Records from a collection of figures
--- BEGIN ---

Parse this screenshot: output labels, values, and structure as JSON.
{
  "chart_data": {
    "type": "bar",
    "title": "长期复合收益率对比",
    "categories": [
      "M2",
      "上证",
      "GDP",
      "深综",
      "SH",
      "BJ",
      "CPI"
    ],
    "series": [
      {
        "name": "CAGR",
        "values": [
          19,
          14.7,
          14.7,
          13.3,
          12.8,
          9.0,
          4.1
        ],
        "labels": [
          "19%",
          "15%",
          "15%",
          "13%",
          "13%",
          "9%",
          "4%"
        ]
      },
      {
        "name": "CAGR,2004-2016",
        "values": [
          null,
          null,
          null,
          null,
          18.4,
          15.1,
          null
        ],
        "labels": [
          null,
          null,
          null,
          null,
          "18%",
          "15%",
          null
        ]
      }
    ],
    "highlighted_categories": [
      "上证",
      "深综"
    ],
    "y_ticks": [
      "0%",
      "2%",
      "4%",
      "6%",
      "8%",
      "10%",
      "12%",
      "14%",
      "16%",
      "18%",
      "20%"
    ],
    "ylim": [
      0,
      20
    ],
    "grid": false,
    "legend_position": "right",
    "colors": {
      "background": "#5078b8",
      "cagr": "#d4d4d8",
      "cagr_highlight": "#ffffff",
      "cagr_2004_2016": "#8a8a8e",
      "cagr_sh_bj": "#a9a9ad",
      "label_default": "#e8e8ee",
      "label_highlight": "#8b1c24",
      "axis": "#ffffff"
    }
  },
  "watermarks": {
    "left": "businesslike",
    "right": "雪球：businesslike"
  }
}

--- END ---

> **Problem to work on**
Give an exact copy of all the data shown above.

> **Task result**
Parse this screenshot: output labels, values, and structure as JSON.
{
  "chart_data": {
    "type": "bar",
    "title": "长期复合收益率对比",
    "categories": [
      "M2",
      "上证",
      "GDP",
      "深综",
      "SH",
      "BJ",
      "CPI"
    ],
    "series": [
      {
        "name": "CAGR",
        "values": [
          19,
          14.7,
          14.7,
          13.3,
          12.8,
          9.0,
          4.1
        ],
        "labels": [
          "19%",
          "15%",
          "15%",
          "13%",
          "13%",
          "9%",
          "4%"
        ]
      },
      {
        "name": "CAGR,2004-2016",
        "values": [
          null,
          null,
          null,
          null,
          18.4,
          15.1,
          null
        ],
        "labels": [
          null,
          null,
          null,
          null,
          "18%",
          "15%",
          null
        ]
      }
    ],
    "highlighted_categories": [
      "上证",
      "深综"
    ],
    "y_ticks": [
      "0%",
      "2%",
      "4%",
      "6%",
      "8%",
      "10%",
      "12%",
      "14%",
      "16%",
      "18%",
      "20%"
    ],
    "ylim": [
      0,
      20
    ],
    "grid": false,
    "legend_position": "right",
    "colors": {
      "background": "#5078b8",
      "cagr": "#d4d4d8",
      "cagr_highlight": "#ffffff",
      "cagr_2004_2016": "#8a8a8e",
      "cagr_sh_bj": "#a9a9ad",
      "label_default": "#e8e8ee",
      "label_highlight": "#8b1c24",
      "axis": "#ffffff"
    }
  },
  "watermarks": {
    "left": "businesslike",
    "right": "雪球：businesslike"
  }
}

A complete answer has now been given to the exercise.